Work to be completed: Return the records exactly as they are.

Listing:
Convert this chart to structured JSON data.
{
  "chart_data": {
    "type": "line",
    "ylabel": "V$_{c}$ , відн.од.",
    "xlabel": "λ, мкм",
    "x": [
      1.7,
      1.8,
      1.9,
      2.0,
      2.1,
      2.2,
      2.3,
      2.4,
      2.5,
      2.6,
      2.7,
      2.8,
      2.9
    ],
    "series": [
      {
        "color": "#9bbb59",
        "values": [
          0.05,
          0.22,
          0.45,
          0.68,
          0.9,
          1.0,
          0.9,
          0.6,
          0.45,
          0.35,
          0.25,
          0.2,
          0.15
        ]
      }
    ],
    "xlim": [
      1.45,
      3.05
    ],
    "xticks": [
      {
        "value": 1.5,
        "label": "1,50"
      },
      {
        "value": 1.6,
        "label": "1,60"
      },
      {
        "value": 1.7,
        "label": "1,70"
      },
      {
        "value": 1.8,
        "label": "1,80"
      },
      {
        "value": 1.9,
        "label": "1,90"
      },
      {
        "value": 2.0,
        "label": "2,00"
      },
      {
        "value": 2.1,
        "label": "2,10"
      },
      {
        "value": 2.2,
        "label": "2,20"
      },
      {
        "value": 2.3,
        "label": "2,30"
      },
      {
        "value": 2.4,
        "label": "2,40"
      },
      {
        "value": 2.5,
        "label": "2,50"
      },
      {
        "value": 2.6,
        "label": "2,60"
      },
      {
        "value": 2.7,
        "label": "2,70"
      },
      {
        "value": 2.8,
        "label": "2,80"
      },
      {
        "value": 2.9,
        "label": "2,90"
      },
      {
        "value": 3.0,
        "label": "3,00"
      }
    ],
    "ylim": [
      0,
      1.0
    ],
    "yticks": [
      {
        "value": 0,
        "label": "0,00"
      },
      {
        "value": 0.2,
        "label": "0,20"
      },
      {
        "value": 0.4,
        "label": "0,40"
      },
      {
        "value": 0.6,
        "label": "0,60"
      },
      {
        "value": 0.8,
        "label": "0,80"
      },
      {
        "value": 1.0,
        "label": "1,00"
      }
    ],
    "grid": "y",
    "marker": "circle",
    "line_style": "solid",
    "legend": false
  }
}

Solution for this task:
Convert this chart to structured JSON data.
{
  "chart_data": {
    "type": "line",
    "ylabel": "V$_{c}$ , відн.од.",
    "xlabel": "λ, мкм",
    "x": [
      1.7,
      1.8,
      1.9,
      2.0,
      2.1,
      2.2,
      2.3,
      2.4,
      2.5,
      2.6,
      2.7,
      2.8,
      2.9
    ],
    "series": [
      {
        "color": "#9bbb59",
        "values": [
          0.05,
          0.22,
          0.45,
          0.68,
          0.9,
          1.0,
          0.9,
          0.6,
          0.45,
          0.35,
          0.25,
          0.2,
          0.15
        ]
      }
    ],
    "xlim": [
      1.45,
      3.05
    ],
    "xticks": [
      {
        "value": 1.5,
        "label": "1,50"
      },
      {
        "value": 1.6,
        "label": "1,60"
      },
      {
        "value": 1.7,
        "label": "1,70"
      },
      {
        "value": 1.8,
        "label": "1,80"
      },
      {
        "value": 1.9,
        "label": "1,90"
      },
      {
        "value": 2.0,
        "label": "2,00"
      },
      {
        "value": 2.1,
        "label": "2,10"
      },
      {
        "value": 2.2,
        "label": "2,20"
      },
      {
        "value": 2.3,
        "label": "2,30"
      },
      {
        "value": 2.4,
        "label": "2,40"
      },
      {
        "value": 2.5,
        "label": "2,50"
      },
      {
        "value": 2.6,
        "label": "2,60"
      },
      {
        "value": 2.7,
        "label": "2,70"
      },
      {
        "value": 2.8,
        "label": "2,80"
      },
      {
        "value": 2.9,
        "label": "2,90"
      },
      {
        "value": 3.0,
        "label": "3,00"
      }
    ],
    "ylim": [
      0,
      1.0
    ],
    "yticks": [
      {
        "value": 0,
        "label": "0,00"
      },
      {
        "value": 0.2,
        "label": "0,20"
      },
      {
        "value": 0.4,
        "label": "0,40"
      },
      {
        "value": 0.6,
        "label": "0,60"
      },
      {
        "value": 0.8,
        "label": "0,80"
      },
      {
        "value": 1.0,
        "label": "1,00"
      }
    ],
    "grid": "y",
    "marker": "circle",
    "line_style": "solid",
    "legend": false
  }
}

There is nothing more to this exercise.